| Exercise description |
Set down all of the data exactly as it appears.

| Provided information |
---------------

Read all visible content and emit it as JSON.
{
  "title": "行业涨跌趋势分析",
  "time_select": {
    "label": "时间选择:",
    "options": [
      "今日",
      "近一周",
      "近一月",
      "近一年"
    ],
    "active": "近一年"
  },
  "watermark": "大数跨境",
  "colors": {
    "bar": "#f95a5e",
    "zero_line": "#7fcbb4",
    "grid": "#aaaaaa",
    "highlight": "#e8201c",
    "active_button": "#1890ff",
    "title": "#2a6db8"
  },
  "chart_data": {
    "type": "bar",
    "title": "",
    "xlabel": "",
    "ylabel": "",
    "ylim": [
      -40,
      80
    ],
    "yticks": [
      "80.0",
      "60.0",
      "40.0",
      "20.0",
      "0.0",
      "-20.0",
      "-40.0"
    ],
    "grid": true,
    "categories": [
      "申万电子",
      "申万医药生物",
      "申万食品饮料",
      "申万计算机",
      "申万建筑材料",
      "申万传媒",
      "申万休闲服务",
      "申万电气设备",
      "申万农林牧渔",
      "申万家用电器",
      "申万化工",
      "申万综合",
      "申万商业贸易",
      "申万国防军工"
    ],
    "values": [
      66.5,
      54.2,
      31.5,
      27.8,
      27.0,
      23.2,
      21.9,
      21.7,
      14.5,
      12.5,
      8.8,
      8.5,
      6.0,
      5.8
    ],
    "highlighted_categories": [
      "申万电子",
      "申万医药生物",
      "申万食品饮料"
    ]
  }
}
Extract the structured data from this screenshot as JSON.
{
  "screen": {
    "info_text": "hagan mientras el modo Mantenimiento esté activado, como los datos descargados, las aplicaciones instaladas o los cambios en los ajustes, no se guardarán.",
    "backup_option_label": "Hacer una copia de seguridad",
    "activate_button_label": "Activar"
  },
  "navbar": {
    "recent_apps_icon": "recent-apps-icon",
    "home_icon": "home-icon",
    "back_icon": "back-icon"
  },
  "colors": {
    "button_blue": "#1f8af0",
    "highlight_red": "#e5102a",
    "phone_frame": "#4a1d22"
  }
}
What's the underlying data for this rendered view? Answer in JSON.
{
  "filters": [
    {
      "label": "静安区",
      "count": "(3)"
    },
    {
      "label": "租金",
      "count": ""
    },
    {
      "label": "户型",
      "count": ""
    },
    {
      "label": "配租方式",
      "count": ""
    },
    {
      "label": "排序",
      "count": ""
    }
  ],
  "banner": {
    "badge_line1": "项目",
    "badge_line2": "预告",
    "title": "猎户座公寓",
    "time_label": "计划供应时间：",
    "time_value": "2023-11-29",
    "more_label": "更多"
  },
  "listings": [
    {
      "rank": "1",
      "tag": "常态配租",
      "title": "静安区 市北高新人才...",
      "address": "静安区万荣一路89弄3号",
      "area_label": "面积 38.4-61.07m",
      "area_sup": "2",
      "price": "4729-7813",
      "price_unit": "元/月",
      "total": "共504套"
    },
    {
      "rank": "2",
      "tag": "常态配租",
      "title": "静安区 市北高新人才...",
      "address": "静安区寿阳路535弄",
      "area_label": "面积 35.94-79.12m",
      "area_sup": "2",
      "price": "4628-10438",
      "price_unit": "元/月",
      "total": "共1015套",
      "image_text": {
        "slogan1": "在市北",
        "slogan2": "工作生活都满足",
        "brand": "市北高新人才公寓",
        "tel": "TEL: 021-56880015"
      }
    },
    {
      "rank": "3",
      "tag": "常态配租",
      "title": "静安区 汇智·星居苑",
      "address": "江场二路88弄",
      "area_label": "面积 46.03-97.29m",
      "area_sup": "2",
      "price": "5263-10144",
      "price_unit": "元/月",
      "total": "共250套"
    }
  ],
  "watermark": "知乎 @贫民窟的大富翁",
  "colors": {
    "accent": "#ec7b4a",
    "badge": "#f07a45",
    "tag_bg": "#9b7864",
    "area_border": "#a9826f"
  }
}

---------------

| Solution below |
Read all visible content and emit it as JSON.
{
  "title": "行业涨跌趋势分析",
  "time_select": {
    "label": "时间选择:",
    "options": [
      "今日",
      "近一周",
      "近一月",
      "近一年"
    ],
    "active": "近一年"
  },
  "watermark": "大数跨境",
  "colors": {
    "bar": "#f95a5e",
    "zero_line": "#7fcbb4",
    "grid": "#aaaaaa",
    "highlight": "#e8201c",
    "active_button": "#1890ff",
    "title": "#2a6db8"
  },
  "chart_data": {
    "type": "bar",
    "title": "",
    "xlabel": "",
    "ylabel": "",
    "ylim": [
      -40,
      80
    ],
    "yticks": [
      "80.0",
      "60.0",
      "40.0",
      "20.0",
      "0.0",
      "-20.0",
      "-40.0"
    ],
    "grid": true,
    "categories": [
      "申万电子",
      "申万医药生物",
      "申万食品饮料",
      "申万计算机",
      "申万建筑材料",
      "申万传媒",
      "申万休闲服务",
      "申万电气设备",
      "申万农林牧渔",
      "申万家用电器",
      "申万化工",
      "申万综合",
      "申万商业贸易",
      "申万国防军工"
    ],
    "values": [
      66.5,
      54.2,
      31.5,
      27.8,
      27.0,
      23.2,
      21.9,
      21.7,
      14.5,
      12.5,
      8.8,
      8.5,
      6.0,
      5.8
    ],
    "highlighted_categories": [
      "申万电子",
      "申万医药生物",
      "申万食品饮料"
    ]
  }
}
Extract the structured data from this screenshot as JSON.
{
  "screen": {
    "info_text": "hagan mientras el modo Mantenimiento esté activado, como los datos descargados, las aplicaciones instaladas o los cambios en los ajustes, no se guardarán.",
    "backup_option_label": "Hacer una copia de seguridad",
    "activate_button_label": "Activar"
  },
  "navbar": {
    "recent_apps_icon": "recent-apps-icon",
    "home_icon": "home-icon",
    "back_icon": "back-icon"
  },
  "colors": {
    "button_blue": "#1f8af0",
    "highlight_red": "#e5102a",
    "phone_frame": "#4a1d22"
  }
}
What's the underlying data for this rendered view? Answer in JSON.
{
  "filters": [
    {
      "label": "静安区",
      "count": "(3)"
    },
    {
      "label": "租金",
      "count": ""
    },
    {
      "label": "户型",
      "count": ""
    },
    {
      "label": "配租方式",
      "count": ""
    },
    {
      "label": "排序",
      "count": ""
    }
  ],
  "banner": {
    "badge_line1": "项目",
    "badge_line2": "预告",
    "title": "猎户座公寓",
    "time_label": "计划供应时间：",
    "time_value": "2023-11-29",
    "more_label": "更多"
  },
  "listings": [
    {
      "rank": "1",
      "tag": "常态配租",
      "title": "静安区 市北高新人才...",
      "address": "静安区万荣一路89弄3号",
      "area_label": "面积 38.4-61.07m",
      "area_sup": "2",
      "price": "4729-7813",
      "price_unit": "元/月",
      "total": "共504套"
    },
    {
      "rank": "2",
      "tag": "常态配租",
      "title": "静安区 市北高新人才...",
      "address": "静安区寿阳路535弄",
      "area_label": "面积 35.94-79.12m",
      "area_sup": "2",
      "price": "4628-10438",
      "price_unit": "元/月",
      "total": "共1015套",
      "image_text": {
        "slogan1": "在市北",
        "slogan2": "工作生活都满足",
        "brand": "市北高新人才公寓",
        "tel": "TEL: 021-56880015"
      }
    },
    {
      "rank": "3",
      "tag": "常态配租",
      "title": "静安区 汇智·星居苑",
      "address": "江场二路88弄",
      "area_label": "面积 46.03-97.29m",
      "area_sup": "2",
      "price": "5263-10144",
      "price_unit": "元/月",
      "total": "共250套"
    }
  ],
  "watermark": "知乎 @贫民窟的大富翁",
  "colors": {
    "accent": "#ec7b4a",
    "badge": "#f07a45",
    "tag_bg": "#9b7864",
    "area_border": "#a9826f"
  }
}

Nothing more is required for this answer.